**WORK INSTRUCTIONS**
In the listing below, locate the lines bearing the word "color". Copy every one of them.

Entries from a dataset
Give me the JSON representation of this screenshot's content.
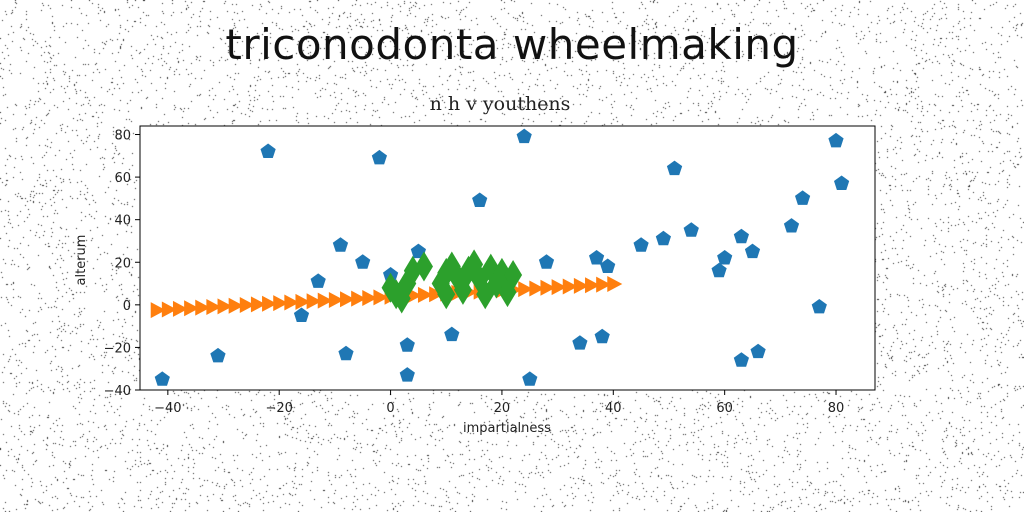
{
  "figure_title": "triconodonta wheelmaking",
  "chart_data": {
    "type": "scatter",
    "title": "n h v youthens",
    "xlabel": "impartialness",
    "ylabel": "alterum",
    "xlim": [
      -45,
      87
    ],
    "ylim": [
      -40,
      84
    ],
    "xticks": [
      -40,
      -20,
      0,
      20,
      40,
      60,
      80
    ],
    "yticks": [
      -40,
      -20,
      0,
      20,
      40,
      60,
      80
    ],
    "grid": false,
    "legend": "none",
    "series": [
      {
        "marker": "pentagon",
        "color": "#1f77b4",
        "points": [
          [
            -41,
            -35
          ],
          [
            -31,
            -24
          ],
          [
            -22,
            72
          ],
          [
            -16,
            -5
          ],
          [
            -13,
            11
          ],
          [
            -9,
            28
          ],
          [
            -8,
            -23
          ],
          [
            -5,
            20
          ],
          [
            -2,
            69
          ],
          [
            0,
            14
          ],
          [
            3,
            -19
          ],
          [
            3,
            -33
          ],
          [
            5,
            25
          ],
          [
            11,
            -14
          ],
          [
            16,
            49
          ],
          [
            24,
            79
          ],
          [
            25,
            -35
          ],
          [
            28,
            20
          ],
          [
            34,
            -18
          ],
          [
            37,
            22
          ],
          [
            38,
            -15
          ],
          [
            39,
            18
          ],
          [
            45,
            28
          ],
          [
            49,
            31
          ],
          [
            51,
            64
          ],
          [
            54,
            35
          ],
          [
            59,
            16
          ],
          [
            60,
            22
          ],
          [
            63,
            32
          ],
          [
            63,
            -26
          ],
          [
            65,
            25
          ],
          [
            66,
            -22
          ],
          [
            72,
            37
          ],
          [
            74,
            50
          ],
          [
            77,
            -1
          ],
          [
            80,
            77
          ],
          [
            81,
            57
          ]
        ]
      },
      {
        "marker": "triangle-right",
        "color": "#ff7f0e",
        "points": [
          [
            -42,
            -2.5
          ],
          [
            -40,
            -2.2
          ],
          [
            -38,
            -1.9
          ],
          [
            -36,
            -1.6
          ],
          [
            -34,
            -1.3
          ],
          [
            -32,
            -1.0
          ],
          [
            -30,
            -0.7
          ],
          [
            -28,
            -0.4
          ],
          [
            -26,
            -0.1
          ],
          [
            -24,
            0.2
          ],
          [
            -22,
            0.5
          ],
          [
            -20,
            0.8
          ],
          [
            -18,
            1.1
          ],
          [
            -16,
            1.4
          ],
          [
            -14,
            1.7
          ],
          [
            -12,
            2.0
          ],
          [
            -10,
            2.3
          ],
          [
            -8,
            2.6
          ],
          [
            -6,
            2.9
          ],
          [
            -4,
            3.2
          ],
          [
            -2,
            3.5
          ],
          [
            0,
            3.8
          ],
          [
            2,
            4.1
          ],
          [
            4,
            4.4
          ],
          [
            6,
            4.7
          ],
          [
            8,
            5.0
          ],
          [
            10,
            5.3
          ],
          [
            12,
            5.6
          ],
          [
            14,
            5.9
          ],
          [
            16,
            6.2
          ],
          [
            18,
            6.5
          ],
          [
            20,
            6.8
          ],
          [
            22,
            7.1
          ],
          [
            24,
            7.4
          ],
          [
            26,
            7.7
          ],
          [
            28,
            8.0
          ],
          [
            30,
            8.3
          ],
          [
            32,
            8.6
          ],
          [
            34,
            8.9
          ],
          [
            36,
            9.2
          ],
          [
            38,
            9.5
          ],
          [
            40,
            9.8
          ]
        ]
      },
      {
        "marker": "thin-diamond",
        "color": "#2ca02c",
        "points": [
          [
            0,
            8
          ],
          [
            1,
            5
          ],
          [
            2,
            3
          ],
          [
            3,
            10
          ],
          [
            4,
            16
          ],
          [
            6,
            18
          ],
          [
            9,
            10
          ],
          [
            10,
            15
          ],
          [
            10,
            5
          ],
          [
            11,
            18
          ],
          [
            12,
            13
          ],
          [
            13,
            7
          ],
          [
            14,
            16
          ],
          [
            15,
            19
          ],
          [
            16,
            12
          ],
          [
            17,
            5
          ],
          [
            18,
            17
          ],
          [
            19,
            10
          ],
          [
            20,
            15
          ],
          [
            21,
            6
          ],
          [
            22,
            14
          ]
        ]
      }
    ]
  }
}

**TASK SOLUTION**
        "color": "#1f77b4",
        "color": "#ff7f0e",
        "color": "#2ca02c",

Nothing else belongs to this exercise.